BEGIN RECORDS

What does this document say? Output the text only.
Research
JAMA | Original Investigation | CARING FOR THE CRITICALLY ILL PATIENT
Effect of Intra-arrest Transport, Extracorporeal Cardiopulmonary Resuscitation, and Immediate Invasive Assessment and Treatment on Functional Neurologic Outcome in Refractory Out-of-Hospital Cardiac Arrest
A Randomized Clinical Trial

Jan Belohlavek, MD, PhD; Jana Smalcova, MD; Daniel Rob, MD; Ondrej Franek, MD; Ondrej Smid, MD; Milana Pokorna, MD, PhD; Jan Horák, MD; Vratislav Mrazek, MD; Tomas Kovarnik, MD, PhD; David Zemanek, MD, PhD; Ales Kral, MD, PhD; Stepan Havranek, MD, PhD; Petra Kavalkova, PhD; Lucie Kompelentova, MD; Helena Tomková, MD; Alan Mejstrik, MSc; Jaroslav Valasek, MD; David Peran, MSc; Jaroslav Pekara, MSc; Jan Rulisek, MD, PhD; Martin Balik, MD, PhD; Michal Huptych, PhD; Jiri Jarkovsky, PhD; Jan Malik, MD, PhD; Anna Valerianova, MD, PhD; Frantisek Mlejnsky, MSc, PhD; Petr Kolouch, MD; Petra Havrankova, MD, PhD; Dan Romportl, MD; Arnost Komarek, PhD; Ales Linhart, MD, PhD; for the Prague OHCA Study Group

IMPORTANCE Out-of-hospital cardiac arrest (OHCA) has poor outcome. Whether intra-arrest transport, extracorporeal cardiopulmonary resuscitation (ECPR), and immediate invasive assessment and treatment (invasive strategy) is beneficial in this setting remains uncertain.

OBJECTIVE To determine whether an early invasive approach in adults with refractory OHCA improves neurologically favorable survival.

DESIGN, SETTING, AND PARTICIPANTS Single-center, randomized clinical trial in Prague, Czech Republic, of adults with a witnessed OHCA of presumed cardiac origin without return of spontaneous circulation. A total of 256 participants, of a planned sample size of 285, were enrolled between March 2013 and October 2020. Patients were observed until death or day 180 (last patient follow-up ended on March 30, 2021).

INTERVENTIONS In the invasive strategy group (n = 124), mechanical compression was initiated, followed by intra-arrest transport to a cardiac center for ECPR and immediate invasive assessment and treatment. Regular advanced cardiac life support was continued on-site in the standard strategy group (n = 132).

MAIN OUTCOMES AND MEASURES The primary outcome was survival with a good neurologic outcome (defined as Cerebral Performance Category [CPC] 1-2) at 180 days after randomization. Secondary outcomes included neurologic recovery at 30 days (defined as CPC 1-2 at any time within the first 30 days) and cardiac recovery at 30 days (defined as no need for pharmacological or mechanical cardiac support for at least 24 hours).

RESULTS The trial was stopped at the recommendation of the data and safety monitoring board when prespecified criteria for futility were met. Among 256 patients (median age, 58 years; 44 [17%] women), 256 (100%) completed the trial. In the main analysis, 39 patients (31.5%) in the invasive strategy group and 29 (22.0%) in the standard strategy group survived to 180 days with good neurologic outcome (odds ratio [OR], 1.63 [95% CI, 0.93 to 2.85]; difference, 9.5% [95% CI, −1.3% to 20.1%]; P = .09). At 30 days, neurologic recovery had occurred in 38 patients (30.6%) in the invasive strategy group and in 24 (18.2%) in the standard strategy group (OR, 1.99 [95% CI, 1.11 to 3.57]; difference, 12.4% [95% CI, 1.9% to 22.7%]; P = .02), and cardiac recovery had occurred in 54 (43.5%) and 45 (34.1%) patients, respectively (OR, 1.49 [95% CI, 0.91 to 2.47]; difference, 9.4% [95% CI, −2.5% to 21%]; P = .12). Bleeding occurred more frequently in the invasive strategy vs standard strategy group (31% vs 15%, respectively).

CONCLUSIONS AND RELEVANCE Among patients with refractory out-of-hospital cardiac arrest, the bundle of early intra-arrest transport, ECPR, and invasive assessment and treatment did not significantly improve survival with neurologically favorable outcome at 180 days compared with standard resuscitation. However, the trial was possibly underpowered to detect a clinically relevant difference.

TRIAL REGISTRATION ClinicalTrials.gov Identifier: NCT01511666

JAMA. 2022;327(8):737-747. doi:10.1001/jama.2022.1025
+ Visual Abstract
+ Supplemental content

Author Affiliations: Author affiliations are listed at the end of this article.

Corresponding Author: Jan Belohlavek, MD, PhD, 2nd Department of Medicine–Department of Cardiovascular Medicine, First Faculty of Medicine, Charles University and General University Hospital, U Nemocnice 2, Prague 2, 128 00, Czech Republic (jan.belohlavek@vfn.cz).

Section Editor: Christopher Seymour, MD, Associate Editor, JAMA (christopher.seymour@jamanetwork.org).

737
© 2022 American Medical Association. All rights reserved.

END RECORDS

§ WHAT THE TASK ASKS
All of the material is to be written out exactly.

§ SOLUTION FOR THIS PROBLEM
What does this document say? Output the text only.
Research
JAMA | Original Investigation | CARING FOR THE CRITICALLY ILL PATIENT
Effect of Intra-arrest Transport, Extracorporeal Cardiopulmonary Resuscitation, and Immediate Invasive Assessment and Treatment on Functional Neurologic Outcome in Refractory Out-of-Hospital Cardiac Arrest
A Randomized Clinical Trial

Jan Belohlavek, MD, PhD; Jana Smalcova, MD; Daniel Rob, MD; Ondrej Franek, MD; Ondrej Smid, MD; Milana Pokorna, MD, PhD; Jan Horák, MD; Vratislav Mrazek, MD; Tomas Kovarnik, MD, PhD; David Zemanek, MD, PhD; Ales Kral, MD, PhD; Stepan Havranek, MD, PhD; Petra Kavalkova, PhD; Lucie Kompelentova, MD; Helena Tomková, MD; Alan Mejstrik, MSc; Jaroslav Valasek, MD; David Peran, MSc; Jaroslav Pekara, MSc; Jan Rulisek, MD, PhD; Martin Balik, MD, PhD; Michal Huptych, PhD; Jiri Jarkovsky, PhD; Jan Malik, MD, PhD; Anna Valerianova, MD, PhD; Frantisek Mlejnsky, MSc, PhD; Petr Kolouch, MD; Petra Havrankova, MD, PhD; Dan Romportl, MD; Arnost Komarek, PhD; Ales Linhart, MD, PhD; for the Prague OHCA Study Group

IMPORTANCE Out-of-hospital cardiac arrest (OHCA) has poor outcome. Whether intra-arrest transport, extracorporeal cardiopulmonary resuscitation (ECPR), and immediate invasive assessment and treatment (invasive strategy) is beneficial in this setting remains uncertain.

OBJECTIVE To determine whether an early invasive approach in adults with refractory OHCA improves neurologically favorable survival.

DESIGN, SETTING, AND PARTICIPANTS Single-center, randomized clinical trial in Prague, Czech Republic, of adults with a witnessed OHCA of presumed cardiac origin without return of spontaneous circulation. A total of 256 participants, of a planned sample size of 285, were enrolled between March 2013 and October 2020. Patients were observed until death or day 180 (last patient follow-up ended on March 30, 2021).

INTERVENTIONS In the invasive strategy group (n = 124), mechanical compression was initiated, followed by intra-arrest transport to a cardiac center for ECPR and immediate invasive assessment and treatment. Regular advanced cardiac life support was continued on-site in the standard strategy group (n = 132).

MAIN OUTCOMES AND MEASURES The primary outcome was survival with a good neurologic outcome (defined as Cerebral Performance Category [CPC] 1-2) at 180 days after randomization. Secondary outcomes included neurologic recovery at 30 days (defined as CPC 1-2 at any time within the first 30 days) and cardiac recovery at 30 days (defined as no need for pharmacological or mechanical cardiac support for at least 24 hours).

RESULTS The trial was stopped at the recommendation of the data and safety monitoring board when prespecified criteria for futility were met. Among 256 patients (median age, 58 years; 44 [17%] women), 256 (100%) completed the trial. In the main analysis, 39 patients (31.5%) in the invasive strategy group and 29 (22.0%) in the standard strategy group survived to 180 days with good neurologic outcome (odds ratio [OR], 1.63 [95% CI, 0.93 to 2.85]; difference, 9.5% [95% CI, −1.3% to 20.1%]; P = .09). At 30 days, neurologic recovery had occurred in 38 patients (30.6%) in the invasive strategy group and in 24 (18.2%) in the standard strategy group (OR, 1.99 [95% CI, 1.11 to 3.57]; difference, 12.4% [95% CI, 1.9% to 22.7%]; P = .02), and cardiac recovery had occurred in 54 (43.5%) and 45 (34.1%) patients, respectively (OR, 1.49 [95% CI, 0.91 to 2.47]; difference, 9.4% [95% CI, −2.5% to 21%]; P = .12). Bleeding occurred more frequently in the invasive strategy vs standard strategy group (31% vs 15%, respectively).

CONCLUSIONS AND RELEVANCE Among patients with refractory out-of-hospital cardiac arrest, the bundle of early intra-arrest transport, ECPR, and invasive assessment and treatment did not significantly improve survival with neurologically favorable outcome at 180 days compared with standard resuscitation. However, the trial was possibly underpowered to detect a clinically relevant difference.

TRIAL REGISTRATION ClinicalTrials.gov Identifier: NCT01511666

JAMA. 2022;327(8):737-747. doi:10.1001/jama.2022.1025
+ Visual Abstract
+ Supplemental content

Author Affiliations: Author affiliations are listed at the end of this article.

Corresponding Author: Jan Belohlavek, MD, PhD, 2nd Department of Medicine–Department of Cardiovascular Medicine, First Faculty of Medicine, Charles University and General University Hospital, U Nemocnice 2, Prague 2, 128 00, Czech Republic (jan.belohlavek@vfn.cz).

Section Editor: Christopher Seymour, MD, Associate Editor, JAMA (christopher.seymour@jamanetwork.org).

737
© 2022 American Medical Association. All rights reserved.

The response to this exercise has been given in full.